**Problem requirements:**
Find the lines below that contain the string "title". Copy each one.

**Record list:**
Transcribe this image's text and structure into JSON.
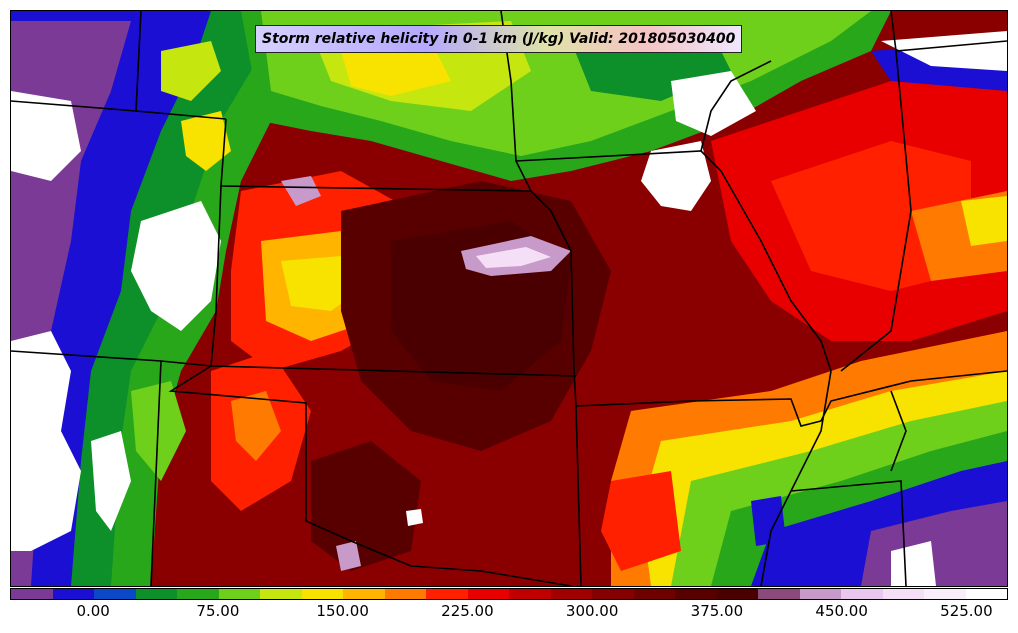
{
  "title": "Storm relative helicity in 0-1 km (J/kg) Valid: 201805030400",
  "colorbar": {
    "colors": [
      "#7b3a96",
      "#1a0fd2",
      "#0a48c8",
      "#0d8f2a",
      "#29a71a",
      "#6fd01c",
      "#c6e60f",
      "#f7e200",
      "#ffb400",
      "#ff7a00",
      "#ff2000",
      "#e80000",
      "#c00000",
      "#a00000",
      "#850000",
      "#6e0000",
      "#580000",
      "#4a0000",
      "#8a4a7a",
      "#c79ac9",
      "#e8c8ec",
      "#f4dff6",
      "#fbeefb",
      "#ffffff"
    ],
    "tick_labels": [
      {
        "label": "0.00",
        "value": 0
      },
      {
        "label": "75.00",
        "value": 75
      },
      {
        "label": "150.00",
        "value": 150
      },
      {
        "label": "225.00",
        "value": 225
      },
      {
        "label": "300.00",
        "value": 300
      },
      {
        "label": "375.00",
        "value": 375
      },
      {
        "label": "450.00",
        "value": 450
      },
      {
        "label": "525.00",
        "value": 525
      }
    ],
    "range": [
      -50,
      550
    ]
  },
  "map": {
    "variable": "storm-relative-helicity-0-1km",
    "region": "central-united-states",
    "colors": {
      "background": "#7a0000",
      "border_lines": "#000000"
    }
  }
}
--
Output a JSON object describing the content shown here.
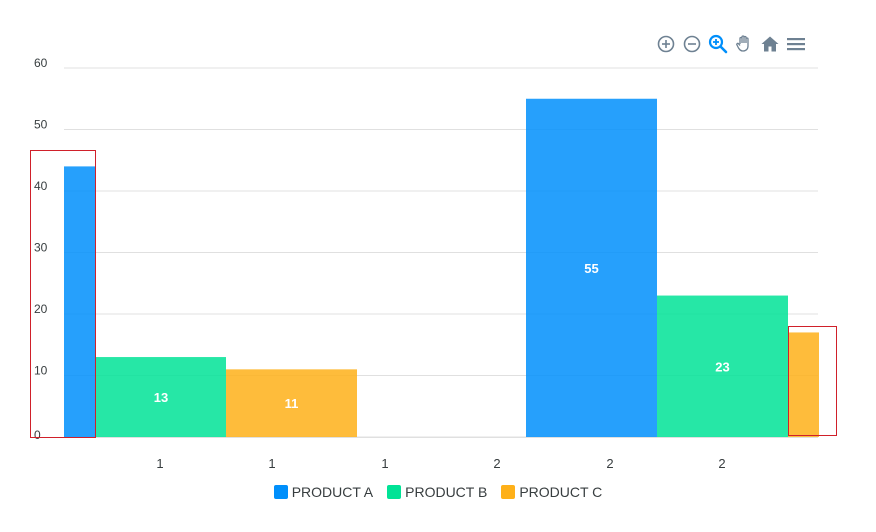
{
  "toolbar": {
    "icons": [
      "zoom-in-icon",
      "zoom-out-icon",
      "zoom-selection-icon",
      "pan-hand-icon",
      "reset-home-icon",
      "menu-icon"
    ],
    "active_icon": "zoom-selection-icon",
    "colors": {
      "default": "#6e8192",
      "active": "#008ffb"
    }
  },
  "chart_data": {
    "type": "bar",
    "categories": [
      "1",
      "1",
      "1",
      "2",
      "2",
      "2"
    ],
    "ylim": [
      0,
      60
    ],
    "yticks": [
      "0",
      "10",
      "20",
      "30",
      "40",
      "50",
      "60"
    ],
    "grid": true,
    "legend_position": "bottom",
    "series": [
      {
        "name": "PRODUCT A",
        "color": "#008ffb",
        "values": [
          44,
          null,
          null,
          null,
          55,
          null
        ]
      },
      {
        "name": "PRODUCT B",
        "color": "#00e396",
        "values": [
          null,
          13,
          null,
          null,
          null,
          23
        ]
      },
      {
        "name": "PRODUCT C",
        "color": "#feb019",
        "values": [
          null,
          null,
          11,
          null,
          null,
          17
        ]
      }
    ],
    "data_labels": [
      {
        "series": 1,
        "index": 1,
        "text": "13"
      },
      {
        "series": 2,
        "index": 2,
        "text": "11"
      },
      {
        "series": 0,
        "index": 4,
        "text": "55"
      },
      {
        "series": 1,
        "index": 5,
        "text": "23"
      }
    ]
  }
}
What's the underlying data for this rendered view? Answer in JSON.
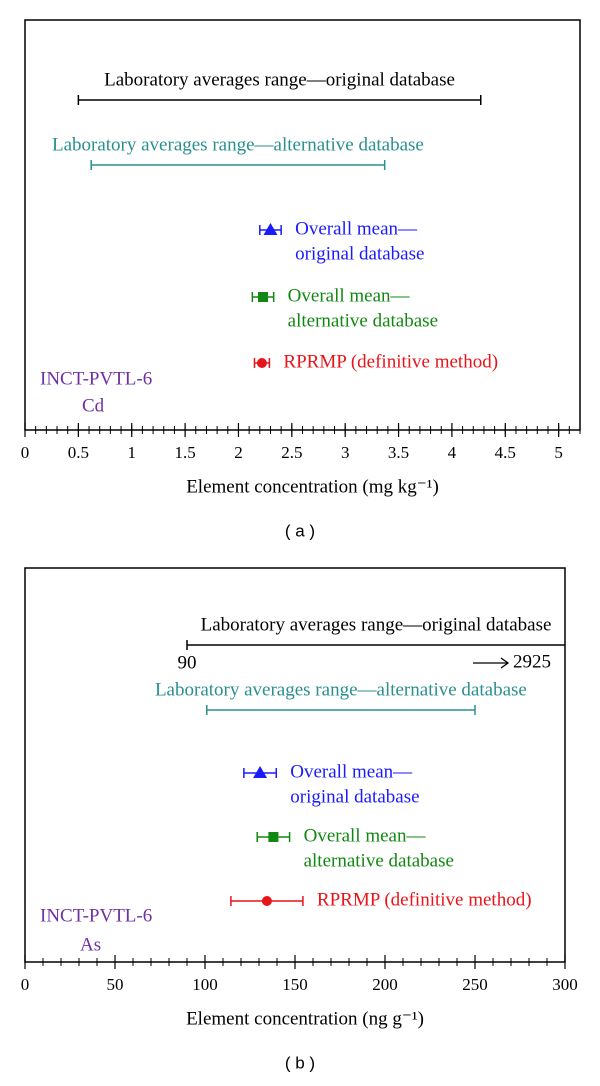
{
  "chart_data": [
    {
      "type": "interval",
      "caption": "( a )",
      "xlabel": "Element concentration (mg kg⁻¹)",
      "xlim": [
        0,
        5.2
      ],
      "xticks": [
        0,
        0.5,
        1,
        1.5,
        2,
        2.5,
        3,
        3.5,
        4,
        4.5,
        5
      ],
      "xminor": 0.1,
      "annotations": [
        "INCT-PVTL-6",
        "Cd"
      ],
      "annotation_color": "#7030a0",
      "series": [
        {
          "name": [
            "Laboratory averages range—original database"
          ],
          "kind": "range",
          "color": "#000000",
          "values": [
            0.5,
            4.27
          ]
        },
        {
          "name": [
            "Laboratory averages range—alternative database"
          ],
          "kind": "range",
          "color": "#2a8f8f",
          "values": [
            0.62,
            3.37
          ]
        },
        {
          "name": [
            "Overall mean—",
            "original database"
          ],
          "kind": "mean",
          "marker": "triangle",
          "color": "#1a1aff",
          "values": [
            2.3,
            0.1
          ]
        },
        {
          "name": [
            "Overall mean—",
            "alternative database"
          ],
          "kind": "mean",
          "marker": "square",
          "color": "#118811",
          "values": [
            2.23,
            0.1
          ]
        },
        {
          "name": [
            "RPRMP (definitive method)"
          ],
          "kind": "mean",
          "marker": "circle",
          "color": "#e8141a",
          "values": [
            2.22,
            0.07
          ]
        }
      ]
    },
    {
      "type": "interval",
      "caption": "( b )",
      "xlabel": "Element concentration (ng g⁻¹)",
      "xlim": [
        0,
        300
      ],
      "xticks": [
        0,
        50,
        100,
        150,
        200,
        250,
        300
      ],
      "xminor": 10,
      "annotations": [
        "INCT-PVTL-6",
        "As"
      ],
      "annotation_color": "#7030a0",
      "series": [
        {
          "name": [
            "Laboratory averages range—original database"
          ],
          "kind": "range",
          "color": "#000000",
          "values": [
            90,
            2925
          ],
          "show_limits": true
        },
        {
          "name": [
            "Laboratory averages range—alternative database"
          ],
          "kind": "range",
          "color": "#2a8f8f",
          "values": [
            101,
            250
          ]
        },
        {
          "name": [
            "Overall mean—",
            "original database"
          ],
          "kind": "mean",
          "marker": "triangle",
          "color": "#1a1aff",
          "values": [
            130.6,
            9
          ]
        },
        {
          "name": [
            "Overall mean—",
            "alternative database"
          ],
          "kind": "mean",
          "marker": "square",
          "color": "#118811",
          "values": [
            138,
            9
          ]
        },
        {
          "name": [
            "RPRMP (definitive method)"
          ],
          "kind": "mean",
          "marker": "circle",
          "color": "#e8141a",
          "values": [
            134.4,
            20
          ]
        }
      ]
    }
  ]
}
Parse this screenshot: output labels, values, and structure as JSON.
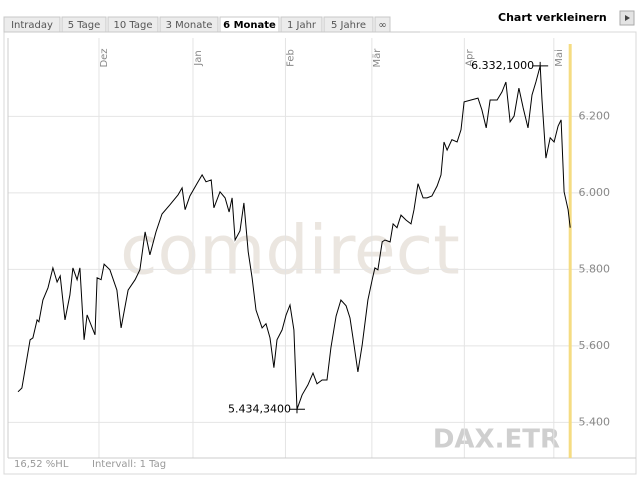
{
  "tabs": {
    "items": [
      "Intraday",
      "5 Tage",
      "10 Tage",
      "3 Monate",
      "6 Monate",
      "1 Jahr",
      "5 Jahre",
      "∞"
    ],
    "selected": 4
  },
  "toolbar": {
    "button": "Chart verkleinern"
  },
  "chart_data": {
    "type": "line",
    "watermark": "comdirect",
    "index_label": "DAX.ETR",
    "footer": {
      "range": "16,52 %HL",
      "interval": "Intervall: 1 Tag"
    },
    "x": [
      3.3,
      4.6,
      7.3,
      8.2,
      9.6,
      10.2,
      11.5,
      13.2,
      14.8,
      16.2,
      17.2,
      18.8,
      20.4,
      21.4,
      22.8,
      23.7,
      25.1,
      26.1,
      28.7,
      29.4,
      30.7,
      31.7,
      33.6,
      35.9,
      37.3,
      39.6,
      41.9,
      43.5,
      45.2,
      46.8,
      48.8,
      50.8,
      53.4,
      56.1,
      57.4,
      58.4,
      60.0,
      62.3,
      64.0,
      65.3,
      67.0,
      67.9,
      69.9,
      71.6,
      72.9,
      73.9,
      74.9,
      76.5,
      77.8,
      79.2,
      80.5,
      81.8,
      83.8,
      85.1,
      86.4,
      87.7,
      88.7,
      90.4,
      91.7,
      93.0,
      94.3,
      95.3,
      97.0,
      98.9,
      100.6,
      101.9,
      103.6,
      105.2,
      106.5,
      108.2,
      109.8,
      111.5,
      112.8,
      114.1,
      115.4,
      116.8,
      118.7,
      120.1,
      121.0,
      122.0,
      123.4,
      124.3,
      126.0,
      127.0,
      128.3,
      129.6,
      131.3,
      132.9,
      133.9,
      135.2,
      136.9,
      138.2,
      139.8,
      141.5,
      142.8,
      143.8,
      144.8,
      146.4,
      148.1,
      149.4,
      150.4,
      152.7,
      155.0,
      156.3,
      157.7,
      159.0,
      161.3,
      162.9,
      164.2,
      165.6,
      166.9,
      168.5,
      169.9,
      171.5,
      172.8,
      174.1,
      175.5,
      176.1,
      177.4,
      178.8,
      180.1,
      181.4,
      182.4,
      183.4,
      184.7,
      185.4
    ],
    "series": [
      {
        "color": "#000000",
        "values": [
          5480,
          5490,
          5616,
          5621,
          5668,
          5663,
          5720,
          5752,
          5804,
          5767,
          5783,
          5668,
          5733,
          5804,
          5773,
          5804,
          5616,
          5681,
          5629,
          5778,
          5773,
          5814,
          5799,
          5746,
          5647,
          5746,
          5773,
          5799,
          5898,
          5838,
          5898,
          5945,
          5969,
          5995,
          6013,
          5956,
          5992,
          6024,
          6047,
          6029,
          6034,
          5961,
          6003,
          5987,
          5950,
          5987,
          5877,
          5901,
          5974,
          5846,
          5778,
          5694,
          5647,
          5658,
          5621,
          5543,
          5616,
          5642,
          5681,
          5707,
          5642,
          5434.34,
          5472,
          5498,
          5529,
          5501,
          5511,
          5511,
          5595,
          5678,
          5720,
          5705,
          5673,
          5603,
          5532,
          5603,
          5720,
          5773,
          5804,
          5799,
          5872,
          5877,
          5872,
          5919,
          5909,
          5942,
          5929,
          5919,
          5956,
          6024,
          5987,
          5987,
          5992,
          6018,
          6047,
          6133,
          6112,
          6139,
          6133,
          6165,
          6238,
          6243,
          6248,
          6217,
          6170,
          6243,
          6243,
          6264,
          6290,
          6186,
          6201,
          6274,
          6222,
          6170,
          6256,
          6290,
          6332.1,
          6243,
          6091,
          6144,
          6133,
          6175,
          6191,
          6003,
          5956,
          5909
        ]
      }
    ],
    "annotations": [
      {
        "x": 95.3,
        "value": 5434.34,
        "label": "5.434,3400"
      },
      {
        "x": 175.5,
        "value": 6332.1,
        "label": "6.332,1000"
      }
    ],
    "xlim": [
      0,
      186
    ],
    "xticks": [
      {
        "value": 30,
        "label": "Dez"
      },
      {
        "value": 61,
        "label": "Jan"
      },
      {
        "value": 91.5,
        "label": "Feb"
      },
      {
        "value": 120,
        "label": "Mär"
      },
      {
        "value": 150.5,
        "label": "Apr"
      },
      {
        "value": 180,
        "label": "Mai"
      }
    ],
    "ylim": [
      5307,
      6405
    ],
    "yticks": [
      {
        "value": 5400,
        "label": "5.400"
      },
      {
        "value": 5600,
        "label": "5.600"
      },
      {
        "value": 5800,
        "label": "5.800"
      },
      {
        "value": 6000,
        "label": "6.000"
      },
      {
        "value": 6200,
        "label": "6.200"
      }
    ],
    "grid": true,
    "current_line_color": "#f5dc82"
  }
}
* * *
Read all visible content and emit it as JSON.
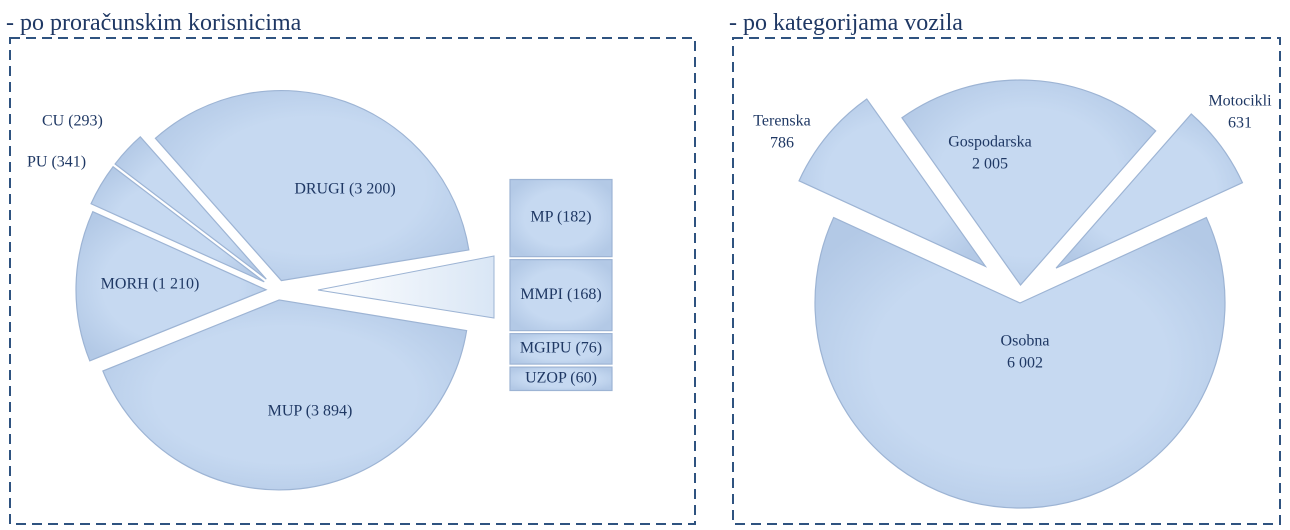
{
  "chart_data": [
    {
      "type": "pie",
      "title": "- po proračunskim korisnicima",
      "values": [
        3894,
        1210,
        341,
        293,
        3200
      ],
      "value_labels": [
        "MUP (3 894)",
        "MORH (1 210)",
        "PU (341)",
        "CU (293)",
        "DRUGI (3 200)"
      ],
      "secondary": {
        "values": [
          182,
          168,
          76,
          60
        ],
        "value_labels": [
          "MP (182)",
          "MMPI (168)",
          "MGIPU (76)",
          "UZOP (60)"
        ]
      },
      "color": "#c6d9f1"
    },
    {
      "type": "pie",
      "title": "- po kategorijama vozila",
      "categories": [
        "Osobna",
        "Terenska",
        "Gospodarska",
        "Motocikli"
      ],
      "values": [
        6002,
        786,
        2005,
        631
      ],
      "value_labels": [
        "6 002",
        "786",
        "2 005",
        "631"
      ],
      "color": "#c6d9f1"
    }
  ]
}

**Output for this task:**
  "title": "Storm relative helicity in 0-1 km (J/kg) Valid: 201805030400",
      "title": "- po proračunskim korisnicima",
      "title": "- po kategorijama vozila",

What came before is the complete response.